[Dataset entries]
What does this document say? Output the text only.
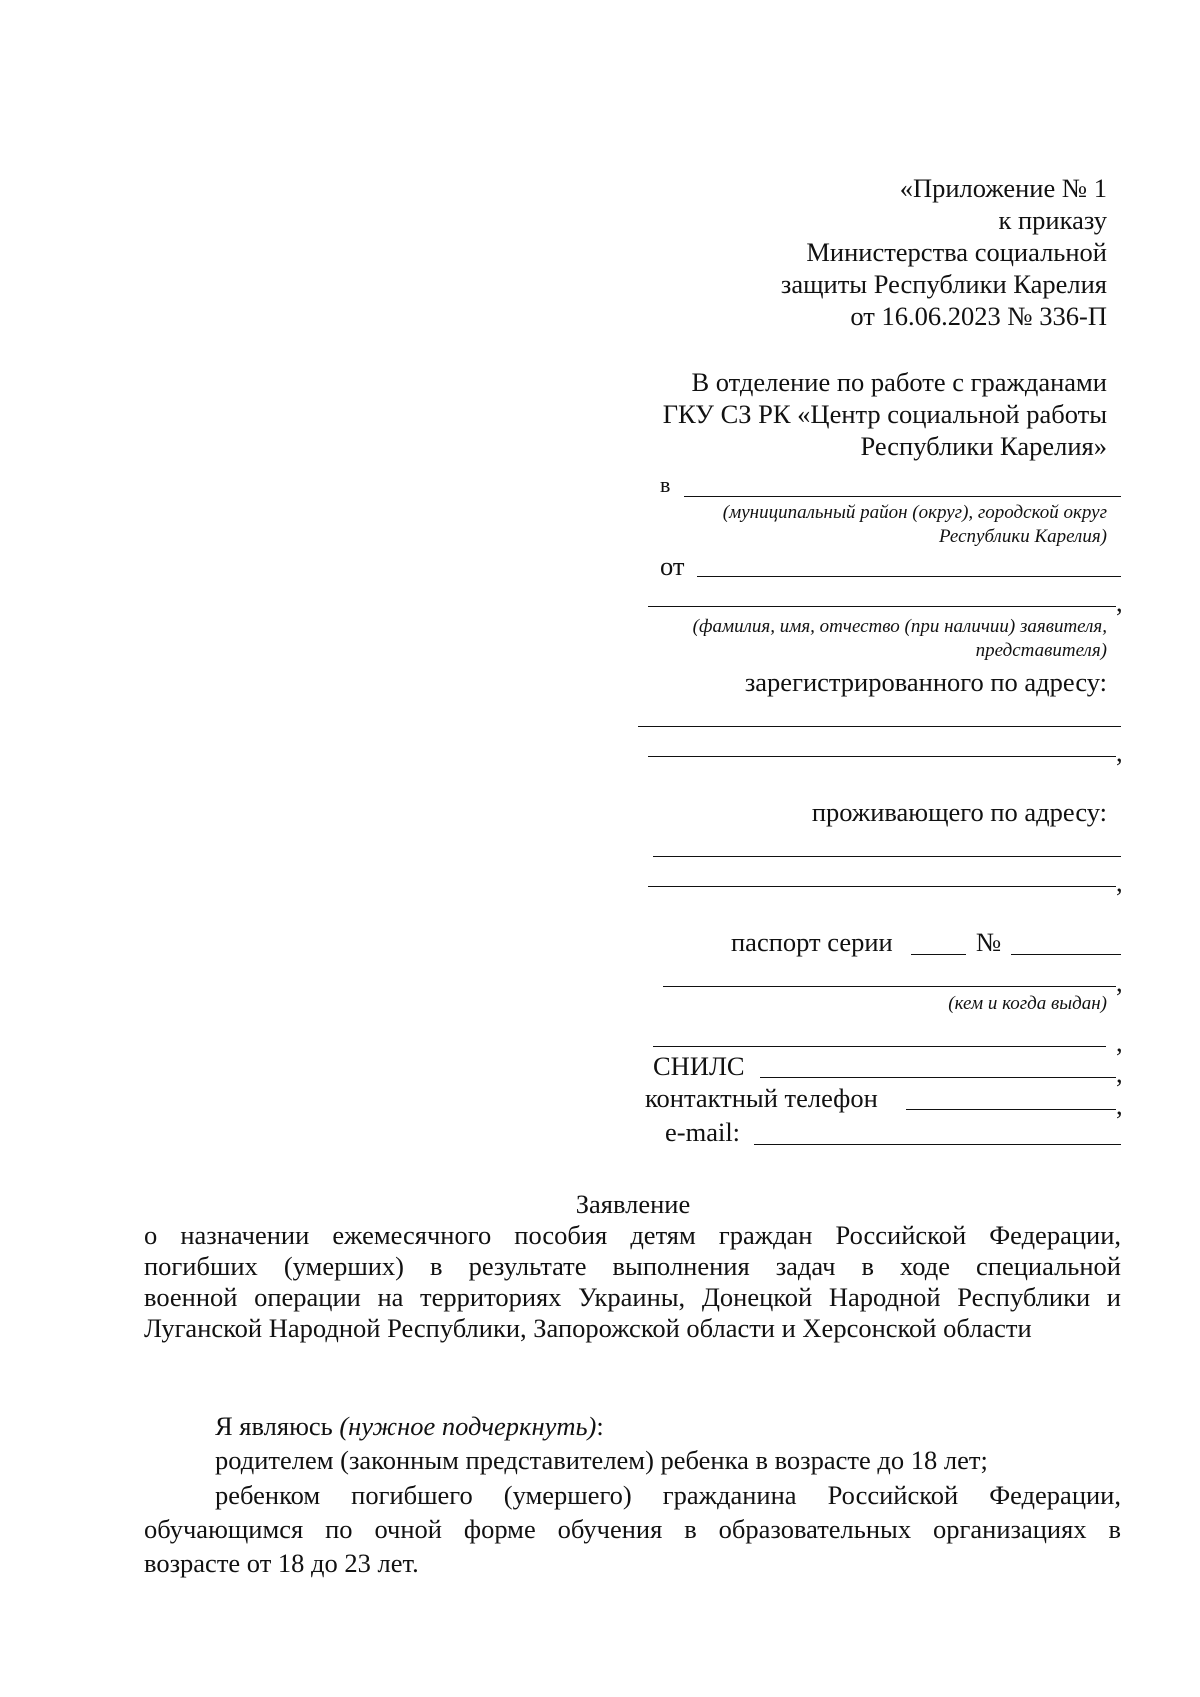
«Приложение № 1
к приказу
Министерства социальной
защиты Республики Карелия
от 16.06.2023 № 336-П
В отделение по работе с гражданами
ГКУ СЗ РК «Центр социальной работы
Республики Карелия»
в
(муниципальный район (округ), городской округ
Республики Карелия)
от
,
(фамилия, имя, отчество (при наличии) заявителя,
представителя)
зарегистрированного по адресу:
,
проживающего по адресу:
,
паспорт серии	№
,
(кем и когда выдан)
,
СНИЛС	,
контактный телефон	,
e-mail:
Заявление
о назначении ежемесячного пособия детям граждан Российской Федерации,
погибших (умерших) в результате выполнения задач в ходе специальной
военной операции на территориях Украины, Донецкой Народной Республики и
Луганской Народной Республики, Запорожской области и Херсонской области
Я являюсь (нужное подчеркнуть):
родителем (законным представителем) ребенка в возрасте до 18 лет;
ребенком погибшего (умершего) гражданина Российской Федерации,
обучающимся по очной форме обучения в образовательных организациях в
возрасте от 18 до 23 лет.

§ **REQUIREMENT**: Pictures stay out; repeat all the rest of the records exactly.

§ **REPLY**:
What does this document say? Output the text only.
«Приложение № 1
к приказу
Министерства социальной
защиты Республики Карелия
от 16.06.2023 № 336-П
В отделение по работе с гражданами
ГКУ СЗ РК «Центр социальной работы
Республики Карелия»
в
(муниципальный район (округ), городской округ
Республики Карелия)
от
,
(фамилия, имя, отчество (при наличии) заявителя,
представителя)
зарегистрированного по адресу:
,
проживающего по адресу:
,
паспорт серии	№
,
(кем и когда выдан)
,
СНИЛС	,
контактный телефон	,
e-mail:
Заявление
о назначении ежемесячного пособия детям граждан Российской Федерации,
погибших (умерших) в результате выполнения задач в ходе специальной
военной операции на территориях Украины, Донецкой Народной Республики и
Луганской Народной Республики, Запорожской области и Херсонской области
Я являюсь (нужное подчеркнуть):
родителем (законным представителем) ребенка в возрасте до 18 лет;
ребенком погибшего (умершего) гражданина Российской Федерации,
обучающимся по очной форме обучения в образовательных организациях в
возрасте от 18 до 23 лет.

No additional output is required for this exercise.